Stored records

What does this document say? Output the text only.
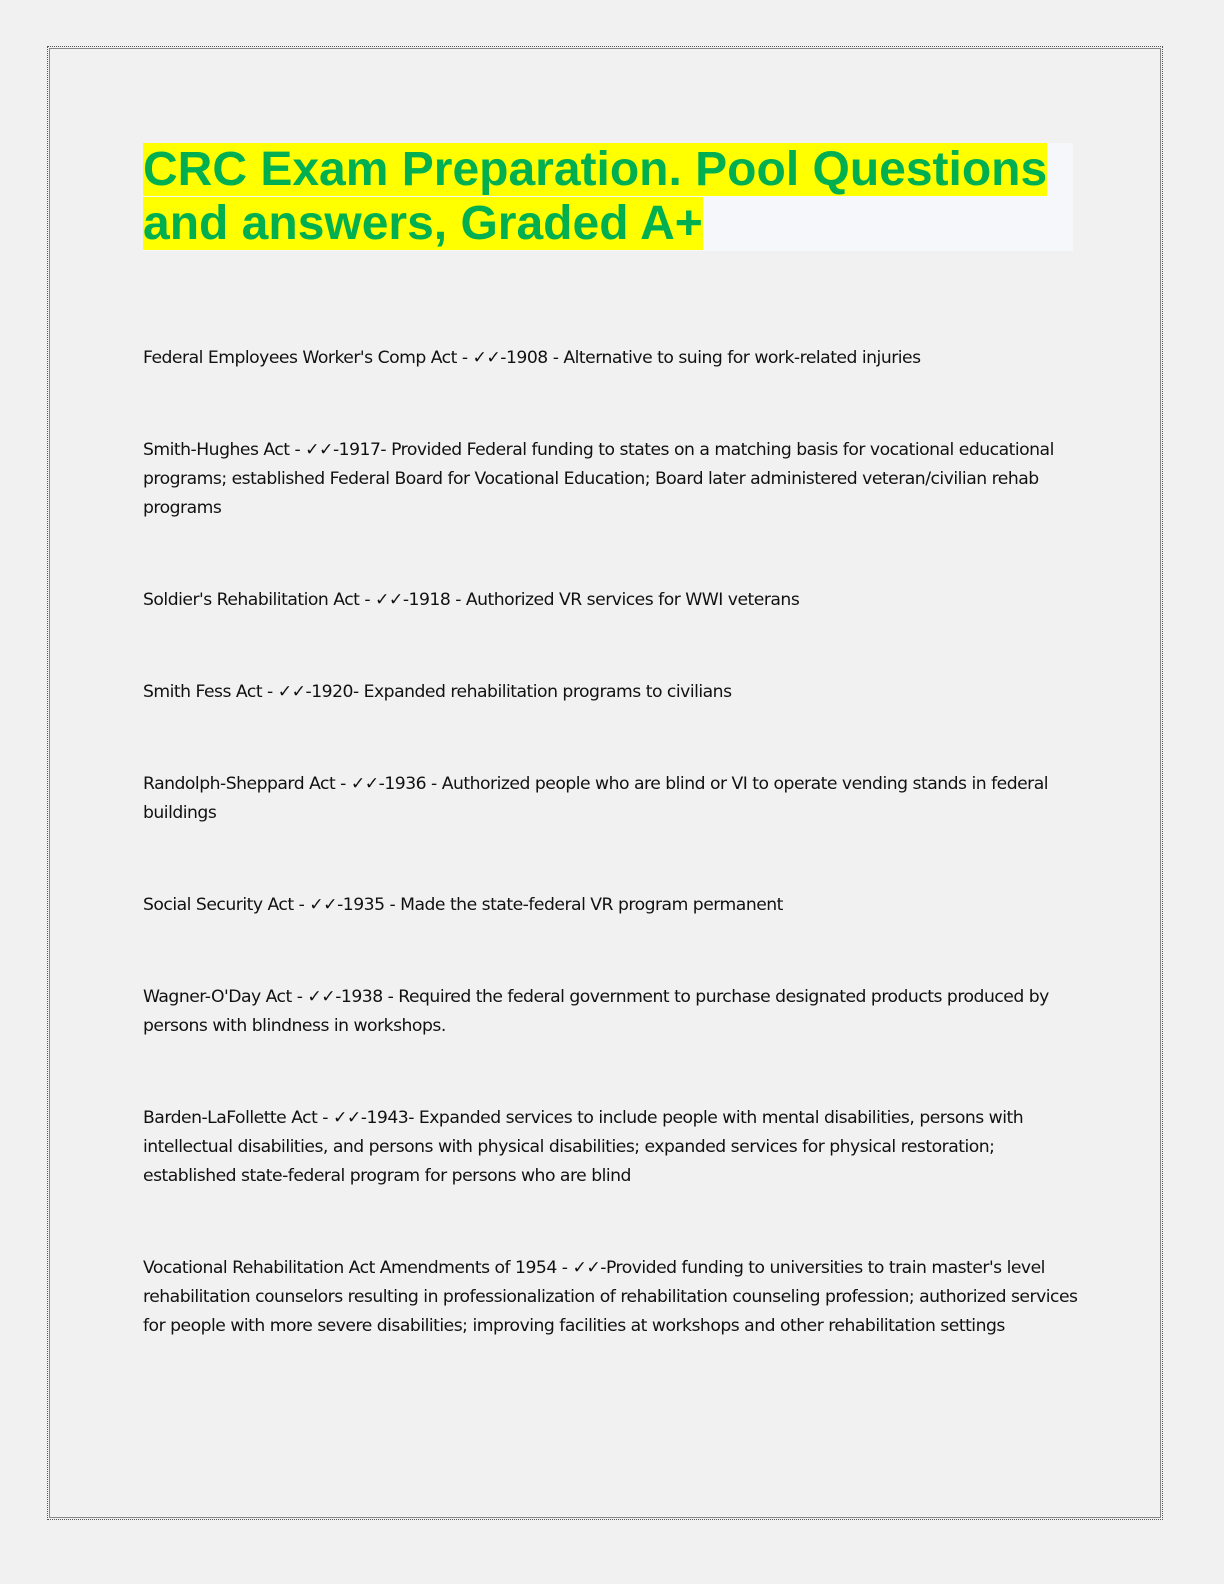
CRC Exam Preparation. Pool Questions
and answers, Graded A+

Federal Employees Worker's Comp Act - ✓✓-1908 - Alternative to suing for work-related injuries

Smith-Hughes Act - ✓✓-1917- Provided Federal funding to states on a matching basis for vocational educational programs; established Federal Board for Vocational Education; Board later administered veteran/civilian rehab programs

Soldier's Rehabilitation Act - ✓✓-1918 - Authorized VR services for WWI veterans

Smith Fess Act - ✓✓-1920- Expanded rehabilitation programs to civilians

Randolph-Sheppard Act - ✓✓-1936 - Authorized people who are blind or VI to operate vending stands in federal buildings

Social Security Act - ✓✓-1935 - Made the state-federal VR program permanent

Wagner-O'Day Act - ✓✓-1938 - Required the federal government to purchase designated products produced by persons with blindness in workshops.

Barden-LaFollette Act - ✓✓-1943- Expanded services to include people with mental disabilities, persons with intellectual disabilities, and persons with physical disabilities; expanded services for physical restoration; established state-federal program for persons who are blind

Vocational Rehabilitation Act Amendments of 1954 - ✓✓-Provided funding to universities to train master's level rehabilitation counselors resulting in professionalization of rehabilitation counseling profession; authorized services for people with more severe disabilities; improving facilities at workshops and other rehabilitation settings
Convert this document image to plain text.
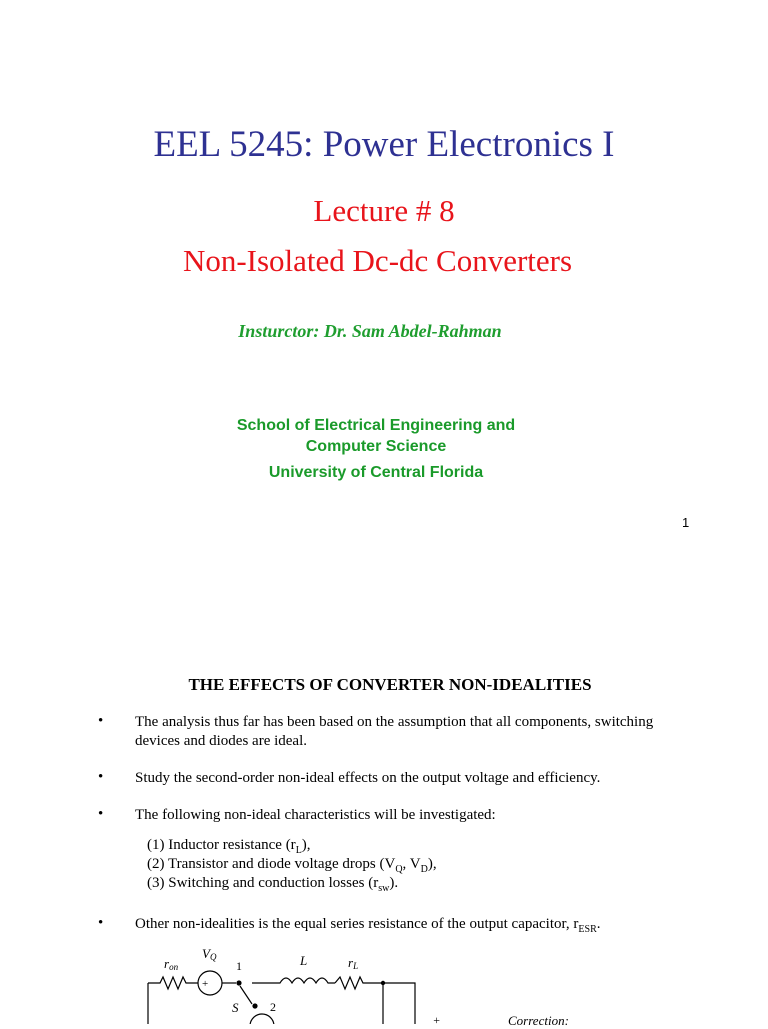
EEL 5245: Power Electronics I
Lecture # 8
Non-Isolated Dc-dc Converters
Insturctor: Dr. Sam Abdel-Rahman
School of Electrical Engineering and
Computer Science
University of Central Florida
1
THE EFFECTS OF CONVERTER NON-IDEALITIES
• The analysis thus far has been based on the assumption that all components, switching
devices and diodes are ideal.
• Study the second-order non-ideal effects on the output voltage and efficiency.
• The following non-ideal characteristics will be investigated:
(1) Inductor resistance $(r_L)$,
(2) Transistor and diode voltage drops ($V_Q$, $V_D$),
(3) Switching and conduction losses $(r_{sw})$.
• Other non-idealities is the equal series resistance of the output capacitor, $r_{ESR}$.
ron
VQ
1	L	rL
S	2
+
+
Correction:
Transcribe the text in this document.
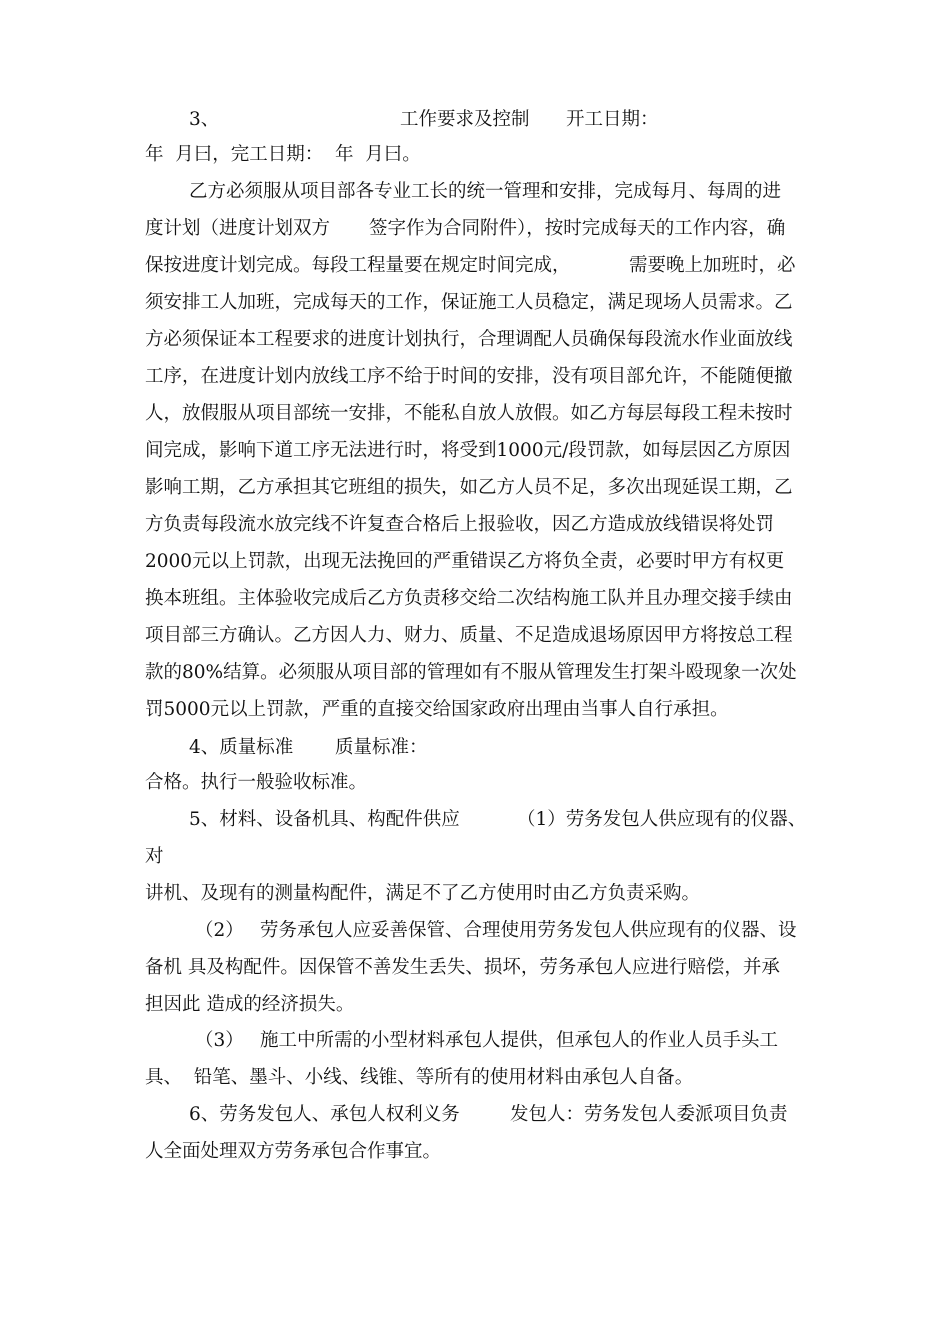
3、	工作要求及控制 开工日期：
年  月曰，完工日期：  年  月曰。
乙方必须服从项目部各专业工长的统一管理和安排，完成每月、每周的进
度计划（进度计划双方 签字作为合同附件），按时完成每天的工作内容，确
保按进度计划完成。每段工程量要在规定时间完成，	需要晚上加班时，必
须安排工人加班，完成每天的工作，保证施工人员稳定，满足现场人员需求。乙
方必须保证本工程要求的进度计划执行，合理调配人员确保每段流水作业面放线
工序，在进度计划内放线工序不给于时间的安排，没有项目部允许，不能随便撤
人，放假服从项目部统一安排，不能私自放人放假。如乙方每层每段工程未按时
间完成，影响下道工序无法进行时，将受到1000元/段罚款，如每层因乙方原因
影响工期，乙方承担其它班组的损失，如乙方人员不足，多次出现延误工期，乙
方负责每段流水放完线不许复查合格后上报验收，因乙方造成放线错误将处罚
2000元以上罚款，出现无法挽回的严重错误乙方将负全责，必要时甲方有权更
换本班组。主体验收完成后乙方负责移交给二次结构施工队并且办理交接手续由
项目部三方确认。乙方因人力、财力、质量、不足造成退场原因甲方将按总工程
款的80%结算。必须服从项目部的管理如有不服从管理发生打架斗殴现象一次处
罚5000元以上罚款，严重的直接交给国家政府出理由当事人自行承担。
4、质量标准 质量标准：
合格。执行一般验收标准。
5、材料、设备机具、构配件供应	（1）劳务发包人供应现有的仪器、
对
讲机、及现有的测量构配件，满足不了乙方使用时由乙方负责采购。
（2） 劳务承包人应妥善保管、合理使用劳务发包人供应现有的仪器、设
备机 具及构配件。因保管不善发生丢失、损坏，劳务承包人应进行赔偿，并承
担因此 造成的经济损失。
（3） 施工中所需的小型材料承包人提供，但承包人的作业人员手头工
具、  铅笔、墨斗、小线、线锥、等所有的使用材料由承包人自备。
6、劳务发包人、承包人权利义务	发包人：劳务发包人委派项目负责
人全面处理双方劳务承包合作事宜。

Goal: All of the material above is to be copied exactly, except for its images.

Exercise answer:
What does this document say? Output the text only.
CRC Exam Preparation. Pool Questions
and answers, Graded A+

Federal Employees Worker's Comp Act - ✓✓-1908 - Alternative to suing for work-related injuries

Smith-Hughes Act - ✓✓-1917- Provided Federal funding to states on a matching basis for vocational educational programs; established Federal Board for Vocational Education; Board later administered veteran/civilian rehab programs

Soldier's Rehabilitation Act - ✓✓-1918 - Authorized VR services for WWI veterans

Smith Fess Act - ✓✓-1920- Expanded rehabilitation programs to civilians

Randolph-Sheppard Act - ✓✓-1936 - Authorized people who are blind or VI to operate vending stands in federal buildings

Social Security Act - ✓✓-1935 - Made the state-federal VR program permanent

Wagner-O'Day Act - ✓✓-1938 - Required the federal government to purchase designated products produced by persons with blindness in workshops.

Barden-LaFollette Act - ✓✓-1943- Expanded services to include people with mental disabilities, persons with intellectual disabilities, and persons with physical disabilities; expanded services for physical restoration; established state-federal program for persons who are blind

Vocational Rehabilitation Act Amendments of 1954 - ✓✓-Provided funding to universities to train master's level rehabilitation counselors resulting in professionalization of rehabilitation counseling profession; authorized services for people with more severe disabilities; improving facilities at workshops and other rehabilitation settings
Convert this document image to plain text.
EEL 5245: Power Electronics I
Lecture # 8
Non-Isolated Dc-dc Converters
Insturctor: Dr. Sam Abdel-Rahman
School of Electrical Engineering and
Computer Science
University of Central Florida
1
THE EFFECTS OF CONVERTER NON-IDEALITIES
• The analysis thus far has been based on the assumption that all components, switching
devices and diodes are ideal.
• Study the second-order non-ideal effects on the output voltage and efficiency.
• The following non-ideal characteristics will be investigated:
(1) Inductor resistance $(r_L)$,
(2) Transistor and diode voltage drops ($V_Q$, $V_D$),
(3) Switching and conduction losses $(r_{sw})$.
• Other non-idealities is the equal series resistance of the output capacitor, $r_{ESR}$.
ron
VQ
1	L	rL
S	2
+
+
Correction:
Transcribe the text in this document.
3、	工作要求及控制 开工日期：
年  月曰，完工日期：  年  月曰。
乙方必须服从项目部各专业工长的统一管理和安排，完成每月、每周的进
度计划（进度计划双方 签字作为合同附件），按时完成每天的工作内容，确
保按进度计划完成。每段工程量要在规定时间完成，	需要晚上加班时，必
须安排工人加班，完成每天的工作，保证施工人员稳定，满足现场人员需求。乙
方必须保证本工程要求的进度计划执行，合理调配人员确保每段流水作业面放线
工序，在进度计划内放线工序不给于时间的安排，没有项目部允许，不能随便撤
人，放假服从项目部统一安排，不能私自放人放假。如乙方每层每段工程未按时
间完成，影响下道工序无法进行时，将受到1000元/段罚款，如每层因乙方原因
影响工期，乙方承担其它班组的损失，如乙方人员不足，多次出现延误工期，乙
方负责每段流水放完线不许复查合格后上报验收，因乙方造成放线错误将处罚
2000元以上罚款，出现无法挽回的严重错误乙方将负全责，必要时甲方有权更
换本班组。主体验收完成后乙方负责移交给二次结构施工队并且办理交接手续由
项目部三方确认。乙方因人力、财力、质量、不足造成退场原因甲方将按总工程
款的80%结算。必须服从项目部的管理如有不服从管理发生打架斗殴现象一次处
罚5000元以上罚款，严重的直接交给国家政府出理由当事人自行承担。
4、质量标准 质量标准：
合格。执行一般验收标准。
5、材料、设备机具、构配件供应	（1）劳务发包人供应现有的仪器、
对
讲机、及现有的测量构配件，满足不了乙方使用时由乙方负责采购。
（2） 劳务承包人应妥善保管、合理使用劳务发包人供应现有的仪器、设
备机 具及构配件。因保管不善发生丢失、损坏，劳务承包人应进行赔偿，并承
担因此 造成的经济损失。
（3） 施工中所需的小型材料承包人提供，但承包人的作业人员手头工
具、  铅笔、墨斗、小线、线锥、等所有的使用材料由承包人自备。
6、劳务发包人、承包人权利义务	发包人：劳务发包人委派项目负责
人全面处理双方劳务承包合作事宜。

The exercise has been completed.